Supplied passage ::
━━━━

The defendant contended that the witness did not prepare the surety
agreement on which the plaintiff's case is based and she did not
know how both the Marketing License Agreement and Surety Agreement
found themselves together. Further, that the former Retail Manager
responsible for the signing of the surety agreement states that the
surety agreement was signed in favour of an entity known as Limpopo
Investments (Pvt) Ltd and not for the debt owed to the plaintiff by
SM Tyres as alleged. The defendant did not raise the issue of
prescription as part of this application.
The
plaintiff opposed the application and I will not, for the purposes of
this judgment, summarise its argument.
The
test to be employed in deciding an application for absolution from
the instance is well settled and was laid down in United
Air Charters Ltd v Jarman
1994 (2) ZLR 341 (SC). A plaintiff will withstand such an application
if, at the close of his case, there is evidence which a court,
directing its mind to such evidence, could or might find for him. See
also Katerere
v Standard Chartered Bank Zimbabwe Limited
HB51-08; Supreme
Service Station (1969) (Pvt) Ltd v Fox & Goodridge (Pvt) Ltd
1971 (1) RLR 1 (A); Lourenzo
v Raja Dry Cleaners & Steam Laundry (Pvt) Ltd
1984 (2) ZLR 151 for the same approach.
I
dismissed the application after considering submissions from both
parties. The issue of onus exercised my mind. The law is that the
onus of proving one's case in a matter involving a dispute over a
surety agreement is on the one who seeks to rely on the suretyship
deed. The position changes where a surety challenges liability for a
debt based on a surety agreement he signed. In Langeveldt
v Union Finance
(4)

━━━━

Collected material ::
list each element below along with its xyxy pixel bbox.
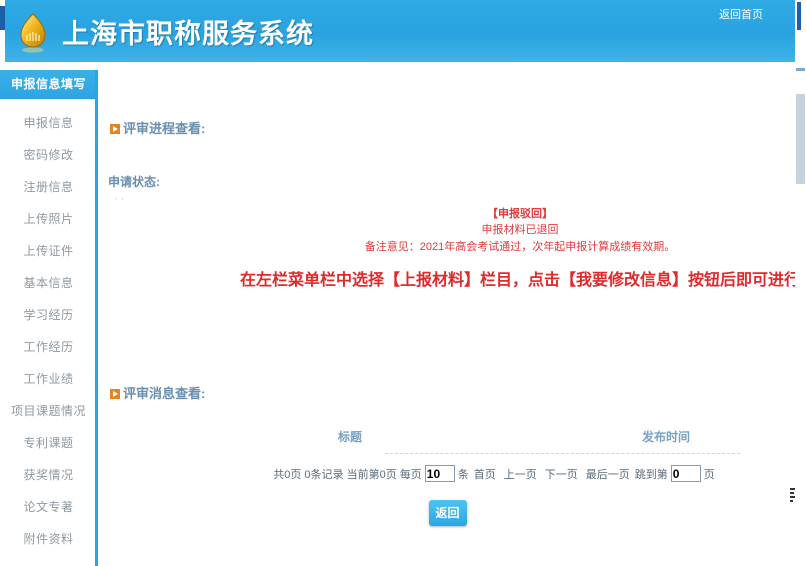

━━━━

What to produce ::
From the court judgment excerpt above, list every case cited in support of the test for absolution from the instance, along with the citation the excerpt gives for each.

The output ::
- United Air Charters Ltd v Jarman, 1994 (2) ZLR 341 (SC)
- Katerere v Standard Chartered Bank Zimbabwe Limited, HB51-08
- Supreme Service Station (1969) (Pvt) Ltd v Fox & Goodridge (Pvt) Ltd, 1971 (1) RLR 1 (A)
- Lourenzo v Raja Dry Cleaners & Steam Laundry (Pvt) Ltd, 1984 (2) ZLR 151